> _WORK INSTRUCTIONS_
Extract every line of the material that holds the string "base".

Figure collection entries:
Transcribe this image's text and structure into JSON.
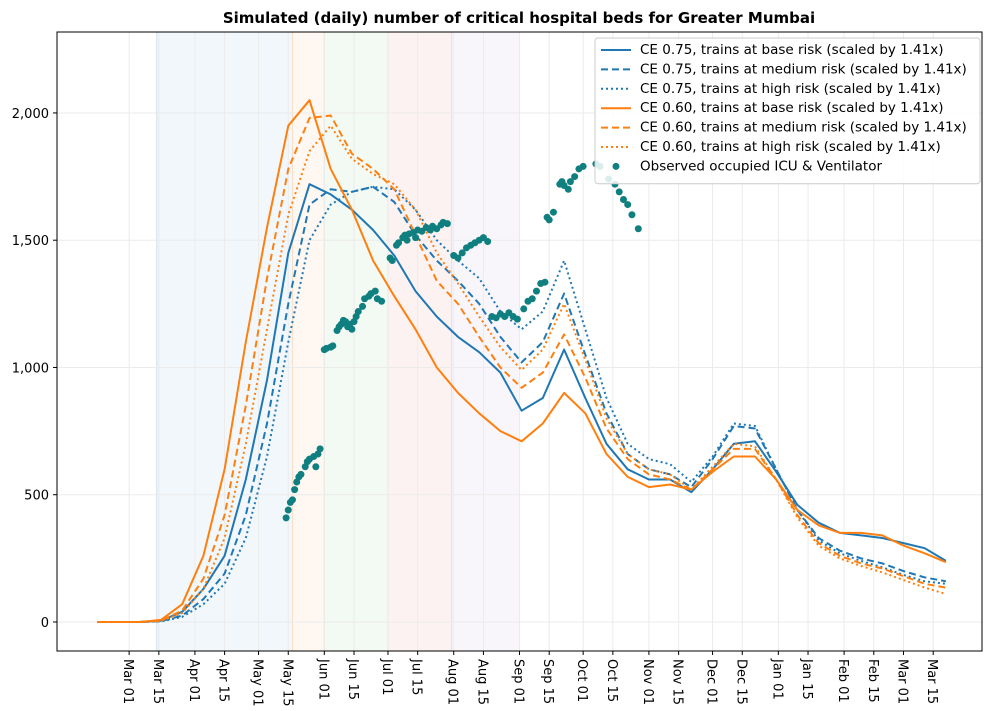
{
  "chart_data": {
    "type": "line",
    "title": "Simulated (daily) number of critical hospital beds for Greater Mumbai",
    "x": [
      -15,
      -5,
      5,
      15,
      25,
      35,
      45,
      55,
      65,
      75,
      85,
      95,
      105,
      115,
      125,
      135,
      145,
      155,
      165,
      175,
      185,
      195,
      205,
      215,
      225,
      235,
      245,
      255,
      265,
      275,
      285,
      295,
      305,
      315,
      325,
      335,
      345,
      355,
      365,
      375,
      385
    ],
    "xlim": [
      -34,
      402
    ],
    "xticks": [
      {
        "value": 0,
        "label": "Mar 01"
      },
      {
        "value": 14,
        "label": "Mar 15"
      },
      {
        "value": 31,
        "label": "Apr 01"
      },
      {
        "value": 45,
        "label": "Apr 15"
      },
      {
        "value": 61,
        "label": "May 01"
      },
      {
        "value": 75,
        "label": "May 15"
      },
      {
        "value": 92,
        "label": "Jun 01"
      },
      {
        "value": 106,
        "label": "Jun 15"
      },
      {
        "value": 122,
        "label": "Jul 01"
      },
      {
        "value": 136,
        "label": "Jul 15"
      },
      {
        "value": 153,
        "label": "Aug 01"
      },
      {
        "value": 167,
        "label": "Aug 15"
      },
      {
        "value": 184,
        "label": "Sep 01"
      },
      {
        "value": 198,
        "label": "Sep 15"
      },
      {
        "value": 214,
        "label": "Oct 01"
      },
      {
        "value": 228,
        "label": "Oct 15"
      },
      {
        "value": 245,
        "label": "Nov 01"
      },
      {
        "value": 259,
        "label": "Nov 15"
      },
      {
        "value": 275,
        "label": "Dec 01"
      },
      {
        "value": 289,
        "label": "Dec 15"
      },
      {
        "value": 306,
        "label": "Jan 01"
      },
      {
        "value": 320,
        "label": "Jan 15"
      },
      {
        "value": 337,
        "label": "Feb 01"
      },
      {
        "value": 351,
        "label": "Feb 15"
      },
      {
        "value": 365,
        "label": "Mar 01"
      },
      {
        "value": 379,
        "label": "Mar 15"
      }
    ],
    "ylim": [
      -114,
      2318
    ],
    "yticks": [
      0,
      500,
      {
        "value": 1000,
        "label": "1,000"
      },
      {
        "value": 1500,
        "label": "1,500"
      },
      {
        "value": 2000,
        "label": "2,000"
      }
    ],
    "grid": true,
    "legend": "upper right",
    "shaded_regions": [
      {
        "start": 13,
        "end": 77,
        "color": "#1f77b4"
      },
      {
        "start": 77,
        "end": 92,
        "color": "#ff7f0e"
      },
      {
        "start": 92,
        "end": 122,
        "color": "#2ca02c"
      },
      {
        "start": 122,
        "end": 152,
        "color": "#d62728"
      },
      {
        "start": 152,
        "end": 184,
        "color": "#9467bd"
      }
    ],
    "series": [
      {
        "name": "CE 0.75, trains at base risk (scaled by 1.41x)",
        "color": "#1f77b4",
        "linestyle": "solid",
        "values": [
          0,
          0,
          0,
          5,
          40,
          130,
          260,
          560,
          950,
          1450,
          1720,
          1680,
          1620,
          1540,
          1440,
          1300,
          1200,
          1120,
          1060,
          980,
          830,
          880,
          1070,
          880,
          700,
          600,
          560,
          560,
          510,
          600,
          700,
          710,
          590,
          460,
          390,
          350,
          340,
          330,
          310,
          290,
          240
        ]
      },
      {
        "name": "CE 0.75, trains at medium risk (scaled by 1.41x)",
        "color": "#1f77b4",
        "linestyle": "dashed",
        "values": [
          0,
          0,
          0,
          3,
          25,
          90,
          190,
          420,
          780,
          1250,
          1640,
          1700,
          1690,
          1710,
          1650,
          1520,
          1420,
          1340,
          1250,
          1120,
          1020,
          1100,
          1290,
          1050,
          820,
          660,
          600,
          580,
          530,
          640,
          770,
          760,
          600,
          440,
          330,
          280,
          250,
          230,
          200,
          175,
          160
        ]
      },
      {
        "name": "CE 0.75, trains at high risk (scaled by 1.41x)",
        "color": "#1f77b4",
        "linestyle": "dotted",
        "values": [
          0,
          0,
          0,
          2,
          20,
          70,
          150,
          330,
          650,
          1100,
          1500,
          1640,
          1690,
          1710,
          1700,
          1620,
          1500,
          1420,
          1350,
          1220,
          1150,
          1220,
          1420,
          1150,
          880,
          700,
          640,
          620,
          550,
          650,
          780,
          770,
          600,
          440,
          320,
          270,
          240,
          215,
          185,
          160,
          150
        ]
      },
      {
        "name": "CE 0.60, trains at base risk (scaled by 1.41x)",
        "color": "#ff7f0e",
        "linestyle": "solid",
        "values": [
          0,
          0,
          0,
          8,
          70,
          260,
          600,
          1100,
          1550,
          1950,
          2050,
          1780,
          1620,
          1420,
          1280,
          1150,
          1000,
          900,
          820,
          750,
          710,
          780,
          900,
          820,
          660,
          570,
          530,
          540,
          520,
          590,
          650,
          650,
          560,
          440,
          380,
          350,
          350,
          340,
          300,
          270,
          235
        ]
      },
      {
        "name": "CE 0.60, trains at medium risk (scaled by 1.41x)",
        "color": "#ff7f0e",
        "linestyle": "dashed",
        "values": [
          0,
          0,
          0,
          5,
          45,
          170,
          420,
          850,
          1350,
          1780,
          1980,
          1990,
          1840,
          1780,
          1700,
          1520,
          1340,
          1250,
          1120,
          1000,
          920,
          980,
          1130,
          960,
          760,
          640,
          580,
          560,
          520,
          600,
          680,
          680,
          560,
          420,
          310,
          260,
          230,
          210,
          180,
          150,
          135
        ]
      },
      {
        "name": "CE 0.60, trains at high risk (scaled by 1.41x)",
        "color": "#ff7f0e",
        "linestyle": "dotted",
        "values": [
          0,
          0,
          0,
          4,
          35,
          130,
          330,
          700,
          1150,
          1600,
          1850,
          1950,
          1820,
          1760,
          1720,
          1620,
          1450,
          1330,
          1200,
          1080,
          990,
          1070,
          1250,
          1030,
          800,
          660,
          600,
          580,
          520,
          610,
          700,
          690,
          560,
          410,
          300,
          250,
          220,
          195,
          165,
          135,
          110
        ]
      },
      {
        "name": "Observed occupied ICU & Ventilator",
        "color": "#0f7f7f",
        "type": "scatter",
        "x": [
          74,
          75,
          76,
          77,
          78,
          79,
          80,
          81,
          83,
          84,
          85,
          87,
          88,
          89,
          90,
          92,
          93,
          95,
          96,
          98,
          99,
          100,
          101,
          102,
          103,
          104,
          105,
          106,
          107,
          108,
          110,
          111,
          113,
          114,
          116,
          117,
          119,
          123,
          124,
          126,
          127,
          129,
          130,
          131,
          132,
          134,
          135,
          136,
          138,
          140,
          142,
          143,
          145,
          147,
          148,
          150,
          153,
          155,
          157,
          159,
          161,
          163,
          165,
          167,
          169,
          171,
          173,
          175,
          177,
          179,
          181,
          183,
          186,
          188,
          190,
          192,
          194,
          196,
          197,
          198,
          200,
          203,
          204,
          205,
          207,
          208,
          210,
          212,
          214,
          220,
          222,
          226,
          229,
          231,
          233,
          235,
          237,
          240
        ],
        "values": [
          409,
          440,
          470,
          480,
          520,
          550,
          570,
          580,
          610,
          630,
          640,
          650,
          610,
          660,
          680,
          1070,
          1075,
          1080,
          1085,
          1145,
          1160,
          1170,
          1185,
          1180,
          1160,
          1170,
          1150,
          1180,
          1200,
          1220,
          1240,
          1270,
          1280,
          1290,
          1300,
          1270,
          1260,
          1430,
          1420,
          1480,
          1490,
          1510,
          1520,
          1500,
          1525,
          1530,
          1510,
          1540,
          1535,
          1550,
          1540,
          1555,
          1545,
          1560,
          1570,
          1565,
          1440,
          1430,
          1450,
          1470,
          1480,
          1490,
          1500,
          1510,
          1495,
          1200,
          1195,
          1210,
          1200,
          1215,
          1200,
          1190,
          1230,
          1260,
          1270,
          1300,
          1330,
          1335,
          1590,
          1580,
          1610,
          1720,
          1730,
          1715,
          1700,
          1730,
          1750,
          1780,
          1790,
          1800,
          1790,
          1740,
          1720,
          1690,
          1660,
          1640,
          1600,
          1545
        ]
      }
    ]
  }
}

> _TASK ANSWER_
        "name": "CE 0.75, trains at base risk (scaled by 1.41x)",
        "name": "CE 0.60, trains at base risk (scaled by 1.41x)",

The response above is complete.